_WORK TO COMPLETE_.
All of the material below is to be restated word for word, apart from the pictures.

_DATA PROVIDED_.
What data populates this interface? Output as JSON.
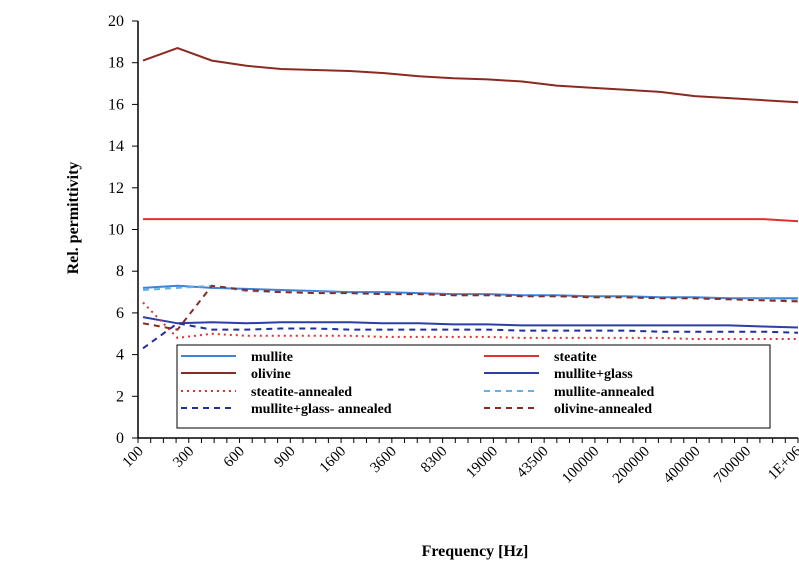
{
  "chart_data": {
    "type": "line",
    "xlabel": "Frequency [Hz]",
    "ylabel": "Rel. permittivity",
    "ylim": [
      0,
      20
    ],
    "yticks": [
      0,
      2,
      4,
      6,
      8,
      10,
      12,
      14,
      16,
      18,
      20
    ],
    "x_tick_labels": [
      "100",
      "300",
      "600",
      "900",
      "1600",
      "3600",
      "8300",
      "19000",
      "43500",
      "100000",
      "200000",
      "400000",
      "700000",
      "1E+06"
    ],
    "grid": false,
    "legend_position": "bottom-center",
    "series": [
      {
        "name": "mullite",
        "color": "#3f83d6",
        "dash": "solid",
        "values": [
          7.2,
          7.3,
          7.2,
          7.15,
          7.1,
          7.05,
          7.0,
          7.0,
          6.95,
          6.9,
          6.9,
          6.85,
          6.85,
          6.8,
          6.8,
          6.75,
          6.75,
          6.7,
          6.7,
          6.7
        ]
      },
      {
        "name": "steatite",
        "color": "#e03030",
        "dash": "solid",
        "values": [
          10.5,
          10.5,
          10.5,
          10.5,
          10.5,
          10.5,
          10.5,
          10.5,
          10.5,
          10.5,
          10.5,
          10.5,
          10.5,
          10.5,
          10.5,
          10.5,
          10.5,
          10.5,
          10.5,
          10.4
        ]
      },
      {
        "name": "olivine",
        "color": "#8b2a22",
        "dash": "solid",
        "values": [
          18.1,
          18.7,
          18.1,
          17.85,
          17.7,
          17.65,
          17.6,
          17.5,
          17.35,
          17.25,
          17.2,
          17.1,
          16.9,
          16.8,
          16.7,
          16.6,
          16.4,
          16.3,
          16.2,
          16.1
        ]
      },
      {
        "name": "mullite+glass",
        "color": "#2c3ea8",
        "dash": "solid",
        "values": [
          5.8,
          5.5,
          5.55,
          5.5,
          5.55,
          5.55,
          5.55,
          5.5,
          5.5,
          5.45,
          5.45,
          5.4,
          5.4,
          5.4,
          5.4,
          5.4,
          5.4,
          5.4,
          5.35,
          5.3
        ]
      },
      {
        "name": "steatite-annealed",
        "color": "#e03030",
        "dash": "dotted",
        "values": [
          6.5,
          4.8,
          5.0,
          4.9,
          4.9,
          4.9,
          4.9,
          4.85,
          4.85,
          4.85,
          4.85,
          4.8,
          4.8,
          4.8,
          4.8,
          4.8,
          4.75,
          4.75,
          4.75,
          4.75
        ]
      },
      {
        "name": "mullite-annealed",
        "color": "#5fb4e6",
        "dash": "dashed",
        "values": [
          7.1,
          7.2,
          7.3,
          7.05,
          7.0,
          7.0,
          6.95,
          6.9,
          6.9,
          6.85,
          6.85,
          6.8,
          6.8,
          6.75,
          6.75,
          6.7,
          6.7,
          6.65,
          6.65,
          6.6
        ]
      },
      {
        "name": "mullite+glass- annealed",
        "color": "#1f2fa0",
        "dash": "dashed",
        "values": [
          4.3,
          5.5,
          5.2,
          5.2,
          5.25,
          5.25,
          5.2,
          5.2,
          5.2,
          5.2,
          5.2,
          5.15,
          5.15,
          5.15,
          5.15,
          5.1,
          5.1,
          5.1,
          5.1,
          5.05
        ]
      },
      {
        "name": "olivine-annealed",
        "color": "#8b2a22",
        "dash": "dashed",
        "values": [
          5.5,
          5.2,
          7.3,
          7.1,
          7.0,
          6.95,
          6.95,
          6.9,
          6.9,
          6.85,
          6.85,
          6.8,
          6.8,
          6.75,
          6.75,
          6.7,
          6.7,
          6.65,
          6.6,
          6.55
        ]
      }
    ]
  }
}
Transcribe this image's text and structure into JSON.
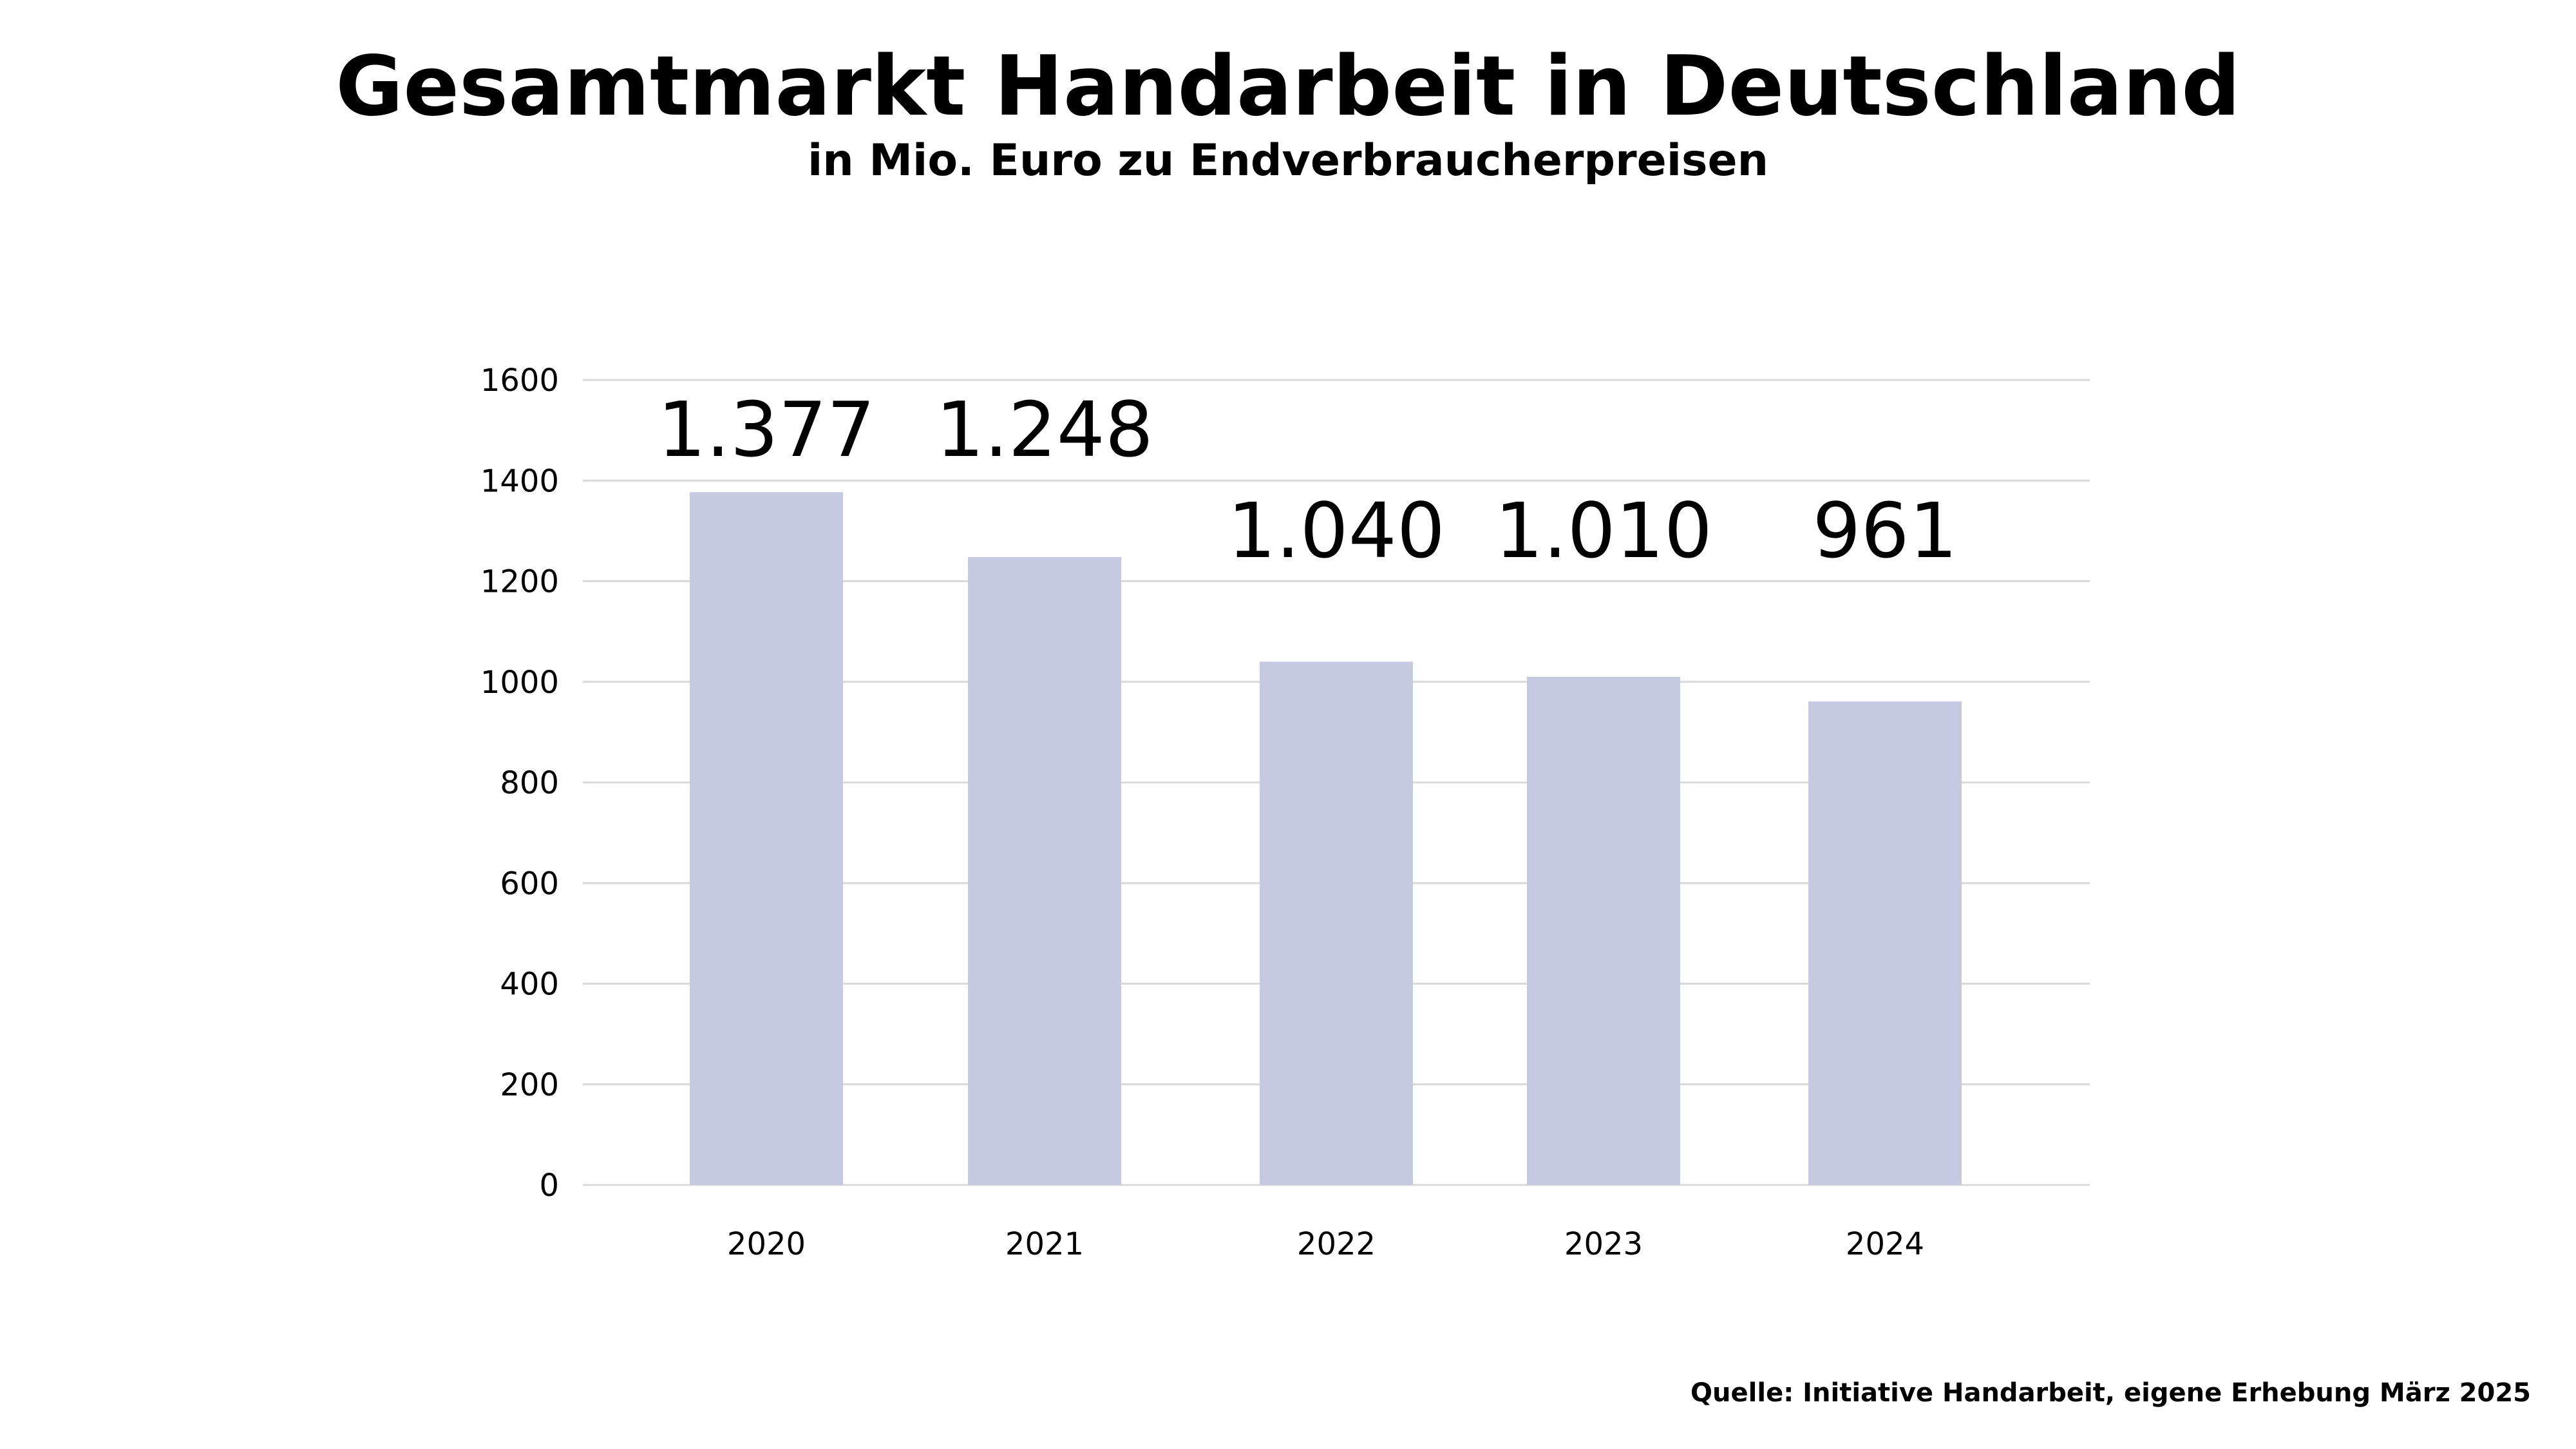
{
  "title": "Gesamtmarkt Handarbeit in Deutschland",
  "subtitle": "in Mio. Euro zu Endverbraucherpreisen",
  "source": "Quelle: Initiative Handarbeit, eigene Erhebung März 2025",
  "colors": {
    "bar": "#c5c9e2",
    "grid": "#d9d9d9",
    "text": "#000000"
  },
  "chart_data": {
    "type": "bar",
    "categories": [
      "2020",
      "2021",
      "2022",
      "2023",
      "2024"
    ],
    "values": [
      1377,
      1248,
      1040,
      1010,
      961
    ],
    "value_labels": [
      "1.377",
      "1.248",
      "1.040",
      "1.010",
      "961"
    ],
    "y_ticks": [
      "0",
      "200",
      "400",
      "600",
      "800",
      "1000",
      "1200",
      "1400",
      "1600"
    ],
    "ylim": [
      0,
      1600
    ],
    "grid": true,
    "legend": "none"
  }
}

_ANSWER TO THE PROBLEM_.
What data populates this interface? Output as JSON.
{
  "chart_data": {
    "type": "line",
    "xlabel": "Frequency [Hz]",
    "ylabel": "Rel. permittivity",
    "ylim": [
      0,
      20
    ],
    "yticks": [
      0,
      2,
      4,
      6,
      8,
      10,
      12,
      14,
      16,
      18,
      20
    ],
    "x_tick_labels": [
      "100",
      "300",
      "600",
      "900",
      "1600",
      "3600",
      "8300",
      "19000",
      "43500",
      "100000",
      "200000",
      "400000",
      "700000",
      "1E+06"
    ],
    "grid": false,
    "legend_position": "bottom-center",
    "series": [
      {
        "name": "mullite",
        "color": "#3f83d6",
        "dash": "solid",
        "values": [
          7.2,
          7.3,
          7.2,
          7.15,
          7.1,
          7.05,
          7.0,
          7.0,
          6.95,
          6.9,
          6.9,
          6.85,
          6.85,
          6.8,
          6.8,
          6.75,
          6.75,
          6.7,
          6.7,
          6.7
        ]
      },
      {
        "name": "steatite",
        "color": "#e03030",
        "dash": "solid",
        "values": [
          10.5,
          10.5,
          10.5,
          10.5,
          10.5,
          10.5,
          10.5,
          10.5,
          10.5,
          10.5,
          10.5,
          10.5,
          10.5,
          10.5,
          10.5,
          10.5,
          10.5,
          10.5,
          10.5,
          10.4
        ]
      },
      {
        "name": "olivine",
        "color": "#8b2a22",
        "dash": "solid",
        "values": [
          18.1,
          18.7,
          18.1,
          17.85,
          17.7,
          17.65,
          17.6,
          17.5,
          17.35,
          17.25,
          17.2,
          17.1,
          16.9,
          16.8,
          16.7,
          16.6,
          16.4,
          16.3,
          16.2,
          16.1
        ]
      },
      {
        "name": "mullite+glass",
        "color": "#2c3ea8",
        "dash": "solid",
        "values": [
          5.8,
          5.5,
          5.55,
          5.5,
          5.55,
          5.55,
          5.55,
          5.5,
          5.5,
          5.45,
          5.45,
          5.4,
          5.4,
          5.4,
          5.4,
          5.4,
          5.4,
          5.4,
          5.35,
          5.3
        ]
      },
      {
        "name": "steatite-annealed",
        "color": "#e03030",
        "dash": "dotted",
        "values": [
          6.5,
          4.8,
          5.0,
          4.9,
          4.9,
          4.9,
          4.9,
          4.85,
          4.85,
          4.85,
          4.85,
          4.8,
          4.8,
          4.8,
          4.8,
          4.8,
          4.75,
          4.75,
          4.75,
          4.75
        ]
      },
      {
        "name": "mullite-annealed",
        "color": "#5fb4e6",
        "dash": "dashed",
        "values": [
          7.1,
          7.2,
          7.3,
          7.05,
          7.0,
          7.0,
          6.95,
          6.9,
          6.9,
          6.85,
          6.85,
          6.8,
          6.8,
          6.75,
          6.75,
          6.7,
          6.7,
          6.65,
          6.65,
          6.6
        ]
      },
      {
        "name": "mullite+glass- annealed",
        "color": "#1f2fa0",
        "dash": "dashed",
        "values": [
          4.3,
          5.5,
          5.2,
          5.2,
          5.25,
          5.25,
          5.2,
          5.2,
          5.2,
          5.2,
          5.2,
          5.15,
          5.15,
          5.15,
          5.15,
          5.1,
          5.1,
          5.1,
          5.1,
          5.05
        ]
      },
      {
        "name": "olivine-annealed",
        "color": "#8b2a22",
        "dash": "dashed",
        "values": [
          5.5,
          5.2,
          7.3,
          7.1,
          7.0,
          6.95,
          6.95,
          6.9,
          6.9,
          6.85,
          6.85,
          6.8,
          6.8,
          6.75,
          6.75,
          6.7,
          6.7,
          6.65,
          6.6,
          6.55
        ]
      }
    ]
  }
}
Transcribe this image's text and structure into JSON.
{
  "title": "Gesamtmarkt Handarbeit in Deutschland",
  "subtitle": "in Mio. Euro zu Endverbraucherpreisen",
  "source": "Quelle: Initiative Handarbeit, eigene Erhebung März 2025",
  "colors": {
    "bar": "#c5c9e2",
    "grid": "#d9d9d9",
    "text": "#000000"
  },
  "chart_data": {
    "type": "bar",
    "categories": [
      "2020",
      "2021",
      "2022",
      "2023",
      "2024"
    ],
    "values": [
      1377,
      1248,
      1040,
      1010,
      961
    ],
    "value_labels": [
      "1.377",
      "1.248",
      "1.040",
      "1.010",
      "961"
    ],
    "y_ticks": [
      "0",
      "200",
      "400",
      "600",
      "800",
      "1000",
      "1200",
      "1400",
      "1600"
    ],
    "ylim": [
      0,
      1600
    ],
    "grid": true,
    "legend": "none"
  }
}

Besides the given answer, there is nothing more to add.